What you have to do: Your answer should be a single number: how many lines in the data below hold the string "frac".

Records contained in a dataset:
--------------------

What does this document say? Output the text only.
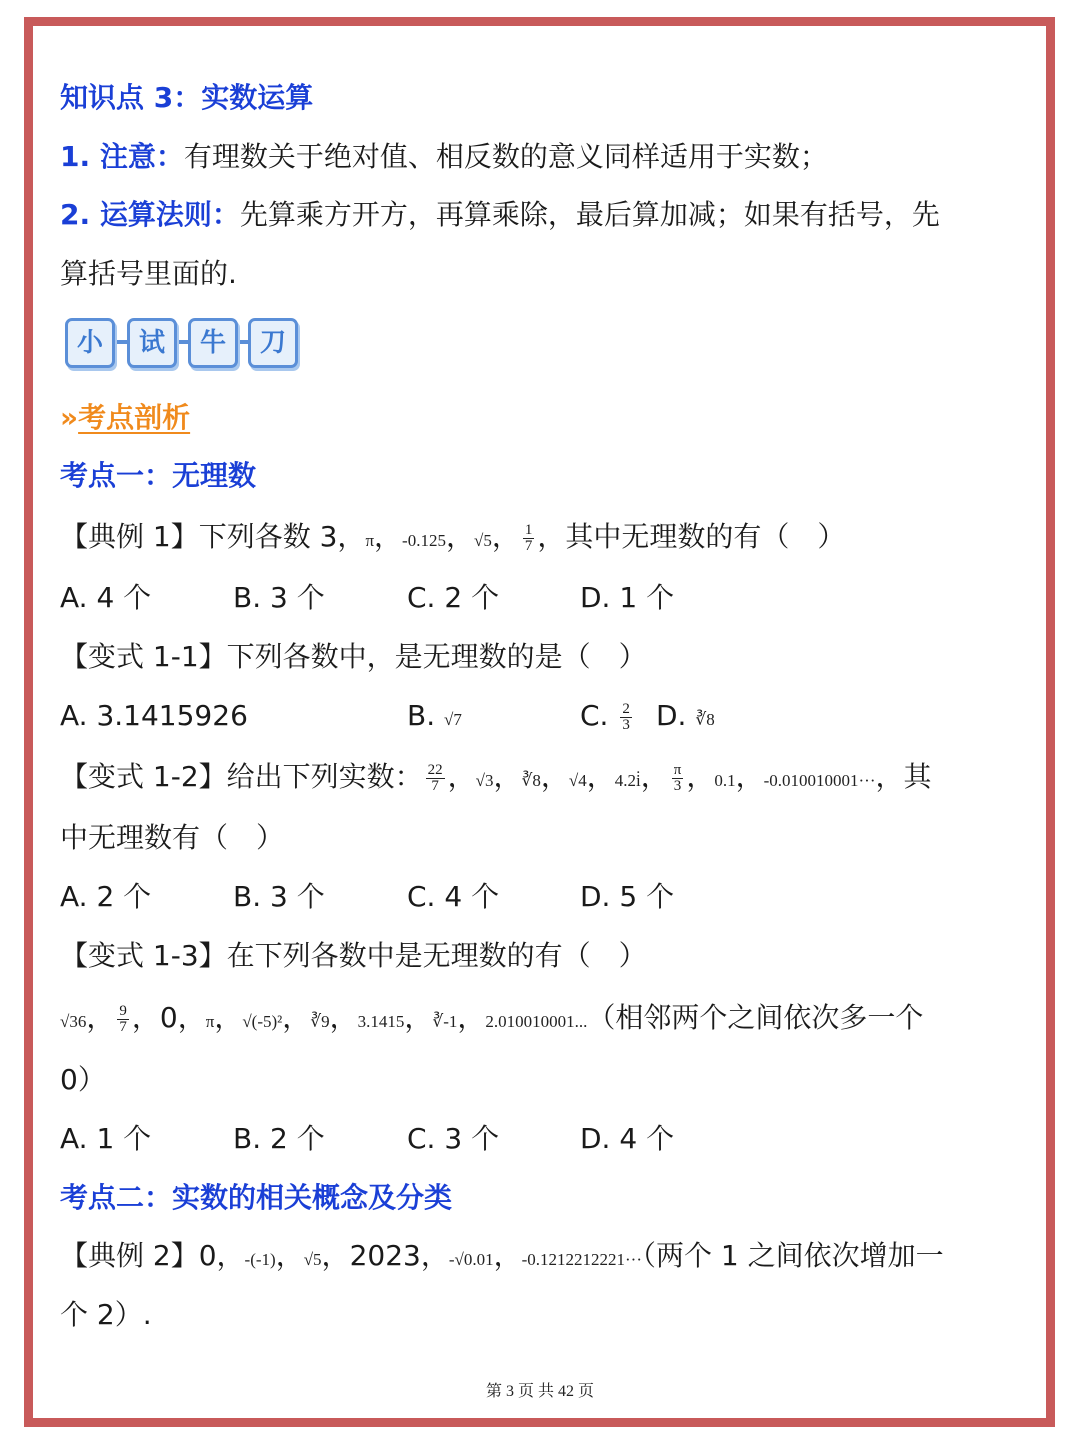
知识点 3：实数运算
1. 注意：有理数关于绝对值、相反数的意义同样适用于实数；
2. 运算法则：先算乘方开方，再算乘除，最后算加减；如果有括号，先
算括号里面的.
小	试	牛	刀
»考点剖析
考点一：无理数
【典例 1】下列各数 3，π，-0.125，√5， $\frac{1}{7}$ ，其中无理数的有（　）
A. 4 个	B. 3 个	C. 2 个	D. 1 个
【变式 1-1】下列各数中，是无理数的是（　）
A. 3.1415926	B. √7	C. $\frac{2}{3} D$. ∛8
【变式 1-2】给出下列实数： $\frac{22}{7}$ ，√3，∛8，√4，4.2i̇， $\frac{\pi}{3}$ ，0.1，-0.010010001···，其
中无理数有（　）
A. 2 个	B. 3 个	C. 4 个	D. 5 个
【变式 1-3】在下列各数中是无理数的有（　）
√36， $\frac{9}{7}$ ，0，π，√(-5)²，∛9，3.1415，∛-1，2.010010001...（相邻两个之间依次多一个
0）
A. 1 个	B. 2 个	C. 3 个	D. 4 个
考点二：实数的相关概念及分类
【典例 2】0，-(-1)，√5，2023，-√0.01，-0.1212212221···（两个 1 之间依次增加一
个 2）.
第 3 页 共 42 页
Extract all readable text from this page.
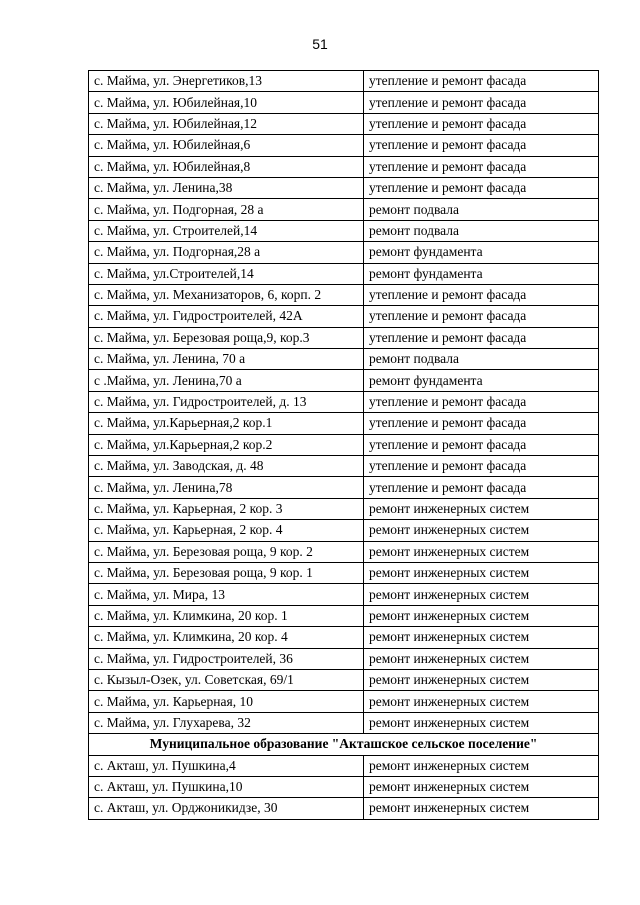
51
с. Майма, ул. Энергетиков,13	утепление и ремонт фасада
с. Майма, ул. Юбилейная,10	утепление и ремонт фасада
с. Майма, ул. Юбилейная,12	утепление и ремонт фасада
с. Майма, ул. Юбилейная,6	утепление и ремонт фасада
с. Майма, ул. Юбилейная,8	утепление и ремонт фасада
с. Майма, ул. Ленина,38	утепление и ремонт фасада
с. Майма, ул. Подгорная, 28 а	ремонт подвала
с. Майма, ул. Строителей,14	ремонт подвала
с. Майма, ул. Подгорная,28 а	ремонт фундамента
с. Майма, ул.Строителей,14	ремонт фундамента
с. Майма, ул. Механизаторов, 6, корп. 2	утепление и ремонт фасада
с. Майма, ул. Гидростроителей, 42А	утепление и ремонт фасада
с. Майма, ул. Березовая роща,9, кор.3	утепление и ремонт фасада
с. Майма, ул. Ленина, 70 а	ремонт подвала
с .Майма, ул. Ленина,70 а	ремонт фундамента
с. Майма, ул. Гидростроителей, д. 13	утепление и ремонт фасада
с. Майма, ул.Карьерная,2 кор.1	утепление и ремонт фасада
с. Майма, ул.Карьерная,2 кор.2	утепление и ремонт фасада
с. Майма, ул. Заводская, д. 48	утепление и ремонт фасада
с. Майма, ул. Ленина,78	утепление и ремонт фасада
с. Майма, ул. Карьерная, 2 кор. 3	ремонт инженерных систем
с. Майма, ул. Карьерная, 2 кор. 4	ремонт инженерных систем
с. Майма, ул. Березовая роща, 9 кор. 2	ремонт инженерных систем
с. Майма, ул. Березовая роща, 9 кор. 1	ремонт инженерных систем
с. Майма, ул. Мира, 13	ремонт инженерных систем
с. Майма, ул. Климкина, 20 кор. 1	ремонт инженерных систем
с. Майма, ул. Климкина, 20 кор. 4	ремонт инженерных систем
с. Майма, ул. Гидростроителей, 36	ремонт инженерных систем
с. Кызыл-Озек, ул. Советская, 69/1	ремонт инженерных систем
с. Майма, ул. Карьерная, 10	ремонт инженерных систем
с. Майма, ул. Глухарева, 32	ремонт инженерных систем
Муниципальное образование "Акташское сельское поселение"	
с. Акташ, ул. Пушкина,4	ремонт инженерных систем
с. Акташ, ул. Пушкина,10	ремонт инженерных систем
с. Акташ, ул. Орджоникидзе, 30	ремонт инженерных систем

--------------------

Right answer: 4